[START OF TEXT SHOWN]
# Micro 800 Instruction set



## besc (May 16, 2010)

Where can I find in the AB literature sight the micro 800 programming and instruction set manual? Mike.


----------



## Nord-Sud (Feb 2, 2014)

I did attended a training about the micro800 and i'll look if I have something I can send you.


----------



## JRaef (Mar 23, 2009)

Ab.com > products> PLCs> micro and nano systems> Micro800

http://ab.rockwellautomation.com/Programmable-Controllers/Micro800


----------



## besc (May 16, 2010)

Thanks. Mike Next question. From what I can tell I need the connectede components workbench to program the 800s. I also here it's free. We talked about it before but was awhile back. If I down load the sofware on my laptop, can I directly program them on sight? And just for funzies, can someone give me a ballpark price on the 800s. After looking at the sight they seem to be a pretty powrful little controller, especially the 850 with its expansion cpabilities. Now to incriminate myself. I used to do this but it was back in the PLC 3 era and am getting back into it.


----------



## JRaef (Mar 23, 2009)

Yes, CCW software is free. I know it's hard to believe that "free" and "Allen Bradley" can be in the same sentence, but it's true. But it is a HUGE file, it takes over an hour to download, so be prepared. Don't let your PC go to sleep during the download or you have to start over. 

It's obviously not as powerful as the ControLogix PACs, but it's probably every bit as powerful as the PLC 3 was! And yes, with the software you can connect to it and program. Ir program off line and load to it.


----------
[END OF TEXT SHOWN]
[EXERCISE GOAL]: Please repeat, word for word, the stretch of the Micro 800 thread from "Where can I" through "can send you.".
[START OF RECORD SET]
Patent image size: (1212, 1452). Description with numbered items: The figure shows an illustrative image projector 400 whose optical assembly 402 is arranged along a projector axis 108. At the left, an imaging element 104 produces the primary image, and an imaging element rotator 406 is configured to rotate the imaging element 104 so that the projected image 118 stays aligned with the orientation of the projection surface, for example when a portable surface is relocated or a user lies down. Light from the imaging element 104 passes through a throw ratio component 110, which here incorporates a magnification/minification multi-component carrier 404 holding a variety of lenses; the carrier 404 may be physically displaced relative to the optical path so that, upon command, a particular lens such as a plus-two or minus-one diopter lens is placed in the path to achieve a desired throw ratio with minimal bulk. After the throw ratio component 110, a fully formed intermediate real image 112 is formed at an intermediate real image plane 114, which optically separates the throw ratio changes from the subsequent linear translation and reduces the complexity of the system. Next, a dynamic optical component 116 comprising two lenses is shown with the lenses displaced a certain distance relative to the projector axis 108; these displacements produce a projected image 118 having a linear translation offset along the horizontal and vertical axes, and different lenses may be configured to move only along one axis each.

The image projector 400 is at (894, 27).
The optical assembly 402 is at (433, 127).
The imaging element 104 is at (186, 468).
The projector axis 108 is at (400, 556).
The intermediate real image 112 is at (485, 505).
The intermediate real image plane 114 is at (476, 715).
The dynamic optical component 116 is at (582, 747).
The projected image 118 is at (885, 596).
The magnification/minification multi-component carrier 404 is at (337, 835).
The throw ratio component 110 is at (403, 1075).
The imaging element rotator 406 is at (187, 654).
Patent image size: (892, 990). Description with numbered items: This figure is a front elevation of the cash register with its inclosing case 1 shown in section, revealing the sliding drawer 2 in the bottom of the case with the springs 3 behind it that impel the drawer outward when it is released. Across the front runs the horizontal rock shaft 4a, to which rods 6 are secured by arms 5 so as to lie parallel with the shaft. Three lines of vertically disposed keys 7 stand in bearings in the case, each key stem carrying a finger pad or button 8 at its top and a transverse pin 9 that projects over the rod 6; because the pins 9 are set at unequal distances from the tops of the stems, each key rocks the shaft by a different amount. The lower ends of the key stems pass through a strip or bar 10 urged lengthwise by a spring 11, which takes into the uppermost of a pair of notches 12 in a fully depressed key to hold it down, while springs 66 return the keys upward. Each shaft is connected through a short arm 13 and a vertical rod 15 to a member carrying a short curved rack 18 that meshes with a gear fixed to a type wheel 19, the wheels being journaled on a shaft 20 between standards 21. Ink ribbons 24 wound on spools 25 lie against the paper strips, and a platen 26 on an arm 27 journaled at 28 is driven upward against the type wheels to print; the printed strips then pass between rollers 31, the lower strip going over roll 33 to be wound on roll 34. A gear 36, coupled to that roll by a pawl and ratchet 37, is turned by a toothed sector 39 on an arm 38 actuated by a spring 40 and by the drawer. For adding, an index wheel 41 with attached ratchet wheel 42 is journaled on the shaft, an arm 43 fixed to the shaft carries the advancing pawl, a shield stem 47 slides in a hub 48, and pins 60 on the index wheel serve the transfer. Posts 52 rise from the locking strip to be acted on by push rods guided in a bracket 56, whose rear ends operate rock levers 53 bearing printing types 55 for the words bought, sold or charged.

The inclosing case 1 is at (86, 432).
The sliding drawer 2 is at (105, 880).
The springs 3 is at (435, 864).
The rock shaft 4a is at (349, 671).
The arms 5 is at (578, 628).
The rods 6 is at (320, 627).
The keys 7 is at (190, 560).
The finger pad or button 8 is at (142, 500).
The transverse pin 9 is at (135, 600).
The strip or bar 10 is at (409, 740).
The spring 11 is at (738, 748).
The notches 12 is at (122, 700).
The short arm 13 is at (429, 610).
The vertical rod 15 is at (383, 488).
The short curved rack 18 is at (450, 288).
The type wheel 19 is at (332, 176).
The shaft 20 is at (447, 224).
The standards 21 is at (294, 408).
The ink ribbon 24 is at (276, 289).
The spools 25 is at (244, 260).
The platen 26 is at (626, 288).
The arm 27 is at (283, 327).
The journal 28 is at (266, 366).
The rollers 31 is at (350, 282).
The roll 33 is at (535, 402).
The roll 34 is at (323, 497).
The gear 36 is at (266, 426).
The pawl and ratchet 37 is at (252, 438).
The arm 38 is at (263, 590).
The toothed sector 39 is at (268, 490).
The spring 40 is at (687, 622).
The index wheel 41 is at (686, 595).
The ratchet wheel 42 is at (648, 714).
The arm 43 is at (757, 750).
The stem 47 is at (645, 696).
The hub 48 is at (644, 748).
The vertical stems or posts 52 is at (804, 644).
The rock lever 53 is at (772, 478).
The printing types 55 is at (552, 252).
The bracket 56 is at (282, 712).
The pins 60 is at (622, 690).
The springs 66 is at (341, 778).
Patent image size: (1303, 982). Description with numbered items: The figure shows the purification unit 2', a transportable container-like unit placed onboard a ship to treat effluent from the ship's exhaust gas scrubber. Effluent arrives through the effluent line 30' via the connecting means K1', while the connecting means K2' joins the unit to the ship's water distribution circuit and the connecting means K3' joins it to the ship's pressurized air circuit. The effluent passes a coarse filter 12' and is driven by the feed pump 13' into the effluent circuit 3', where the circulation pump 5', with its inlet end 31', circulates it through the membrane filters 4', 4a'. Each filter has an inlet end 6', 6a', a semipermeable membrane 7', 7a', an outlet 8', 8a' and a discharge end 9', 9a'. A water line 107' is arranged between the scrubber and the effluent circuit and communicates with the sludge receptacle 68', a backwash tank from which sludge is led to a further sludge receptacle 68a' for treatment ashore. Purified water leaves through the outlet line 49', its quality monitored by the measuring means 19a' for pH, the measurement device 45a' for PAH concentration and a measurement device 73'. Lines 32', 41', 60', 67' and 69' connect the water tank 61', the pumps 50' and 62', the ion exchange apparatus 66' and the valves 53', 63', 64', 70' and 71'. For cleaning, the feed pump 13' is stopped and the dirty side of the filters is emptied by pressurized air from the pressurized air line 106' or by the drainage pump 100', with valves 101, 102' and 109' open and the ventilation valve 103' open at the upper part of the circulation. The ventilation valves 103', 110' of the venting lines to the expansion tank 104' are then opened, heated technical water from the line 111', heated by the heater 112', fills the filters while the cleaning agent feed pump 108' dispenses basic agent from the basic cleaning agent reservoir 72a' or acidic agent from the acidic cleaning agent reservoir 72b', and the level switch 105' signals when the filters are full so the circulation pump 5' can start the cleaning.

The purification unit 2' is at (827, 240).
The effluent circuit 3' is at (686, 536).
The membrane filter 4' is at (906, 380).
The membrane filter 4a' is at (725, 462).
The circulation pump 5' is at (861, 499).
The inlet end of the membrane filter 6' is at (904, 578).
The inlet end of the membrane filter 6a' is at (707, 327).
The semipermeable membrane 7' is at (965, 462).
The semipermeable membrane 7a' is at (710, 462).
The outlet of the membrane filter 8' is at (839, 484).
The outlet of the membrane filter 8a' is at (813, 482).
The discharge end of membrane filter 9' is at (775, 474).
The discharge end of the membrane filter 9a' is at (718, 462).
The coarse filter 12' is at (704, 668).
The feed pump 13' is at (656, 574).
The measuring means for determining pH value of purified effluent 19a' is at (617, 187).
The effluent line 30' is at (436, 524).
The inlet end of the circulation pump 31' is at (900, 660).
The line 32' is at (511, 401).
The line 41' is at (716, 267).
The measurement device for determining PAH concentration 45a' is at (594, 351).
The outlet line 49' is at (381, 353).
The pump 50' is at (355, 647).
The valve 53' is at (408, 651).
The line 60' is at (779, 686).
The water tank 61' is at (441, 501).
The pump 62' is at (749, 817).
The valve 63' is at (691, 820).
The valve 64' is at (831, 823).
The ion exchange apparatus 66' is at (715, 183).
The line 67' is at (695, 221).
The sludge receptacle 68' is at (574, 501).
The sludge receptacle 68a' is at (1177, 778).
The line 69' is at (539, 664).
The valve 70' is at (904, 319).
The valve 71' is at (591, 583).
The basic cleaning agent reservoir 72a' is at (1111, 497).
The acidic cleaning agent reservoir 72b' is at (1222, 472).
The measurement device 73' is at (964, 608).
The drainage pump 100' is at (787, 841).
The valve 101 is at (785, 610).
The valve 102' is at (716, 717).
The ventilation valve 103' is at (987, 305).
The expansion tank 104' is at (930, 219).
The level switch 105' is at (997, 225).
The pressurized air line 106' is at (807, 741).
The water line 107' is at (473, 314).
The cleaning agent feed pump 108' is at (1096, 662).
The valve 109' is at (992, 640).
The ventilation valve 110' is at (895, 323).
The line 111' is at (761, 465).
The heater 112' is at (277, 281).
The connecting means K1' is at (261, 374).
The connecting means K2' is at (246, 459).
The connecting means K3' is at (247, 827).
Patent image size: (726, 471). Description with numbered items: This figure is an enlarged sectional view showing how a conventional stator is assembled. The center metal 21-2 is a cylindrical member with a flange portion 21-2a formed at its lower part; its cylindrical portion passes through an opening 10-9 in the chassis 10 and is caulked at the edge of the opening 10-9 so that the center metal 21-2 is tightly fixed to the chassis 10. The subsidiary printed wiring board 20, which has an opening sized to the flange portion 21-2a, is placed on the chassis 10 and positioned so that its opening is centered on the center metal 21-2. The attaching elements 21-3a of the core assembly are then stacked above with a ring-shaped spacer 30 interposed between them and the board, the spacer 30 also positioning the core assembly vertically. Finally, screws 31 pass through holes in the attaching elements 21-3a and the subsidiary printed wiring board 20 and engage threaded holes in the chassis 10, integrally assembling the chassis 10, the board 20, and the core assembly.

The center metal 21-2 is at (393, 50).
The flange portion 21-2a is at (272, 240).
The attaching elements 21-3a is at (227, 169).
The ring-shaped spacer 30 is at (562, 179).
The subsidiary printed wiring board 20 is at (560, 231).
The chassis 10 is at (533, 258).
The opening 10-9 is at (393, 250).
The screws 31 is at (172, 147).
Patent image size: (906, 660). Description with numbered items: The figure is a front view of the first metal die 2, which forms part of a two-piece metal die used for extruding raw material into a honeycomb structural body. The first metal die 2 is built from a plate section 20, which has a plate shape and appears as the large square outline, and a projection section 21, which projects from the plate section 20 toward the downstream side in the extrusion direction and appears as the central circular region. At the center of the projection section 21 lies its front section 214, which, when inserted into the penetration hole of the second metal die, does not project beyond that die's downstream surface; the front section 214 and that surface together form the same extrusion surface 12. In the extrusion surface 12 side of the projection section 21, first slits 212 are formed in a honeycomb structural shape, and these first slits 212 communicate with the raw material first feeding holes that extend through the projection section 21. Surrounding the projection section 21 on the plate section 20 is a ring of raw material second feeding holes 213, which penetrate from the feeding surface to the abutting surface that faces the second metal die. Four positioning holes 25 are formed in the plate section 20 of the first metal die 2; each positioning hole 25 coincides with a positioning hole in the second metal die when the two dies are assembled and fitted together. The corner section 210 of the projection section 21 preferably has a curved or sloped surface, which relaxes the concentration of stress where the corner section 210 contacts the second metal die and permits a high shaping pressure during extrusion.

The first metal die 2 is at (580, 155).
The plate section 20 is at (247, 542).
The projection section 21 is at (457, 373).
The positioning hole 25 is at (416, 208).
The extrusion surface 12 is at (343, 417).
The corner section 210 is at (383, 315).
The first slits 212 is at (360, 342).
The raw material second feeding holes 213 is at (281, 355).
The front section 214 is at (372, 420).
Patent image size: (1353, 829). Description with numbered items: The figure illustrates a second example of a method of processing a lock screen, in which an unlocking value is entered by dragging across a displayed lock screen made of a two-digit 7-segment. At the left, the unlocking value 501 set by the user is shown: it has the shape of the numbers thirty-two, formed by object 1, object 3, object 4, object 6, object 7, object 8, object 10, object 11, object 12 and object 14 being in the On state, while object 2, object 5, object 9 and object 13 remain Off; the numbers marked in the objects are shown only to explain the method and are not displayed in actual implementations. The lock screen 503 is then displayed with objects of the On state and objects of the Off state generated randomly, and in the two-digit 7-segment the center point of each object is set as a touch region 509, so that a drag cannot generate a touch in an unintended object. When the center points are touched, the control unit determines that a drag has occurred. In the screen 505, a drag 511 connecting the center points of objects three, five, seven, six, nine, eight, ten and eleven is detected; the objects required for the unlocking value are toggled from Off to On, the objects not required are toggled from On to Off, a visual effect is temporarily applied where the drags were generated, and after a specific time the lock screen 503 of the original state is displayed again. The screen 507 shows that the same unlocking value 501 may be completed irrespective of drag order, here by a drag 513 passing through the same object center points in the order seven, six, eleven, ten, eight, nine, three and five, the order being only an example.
[END OF RECORD SET]
[SOLUTION]:
Where can I find in the AB literature sight the micro 800 programming and instruction set manual? Mike.


----------



## Nord-Sud (Feb 2, 2014)

I did attended a training about the micro800 and i'll look if I have something I can send you.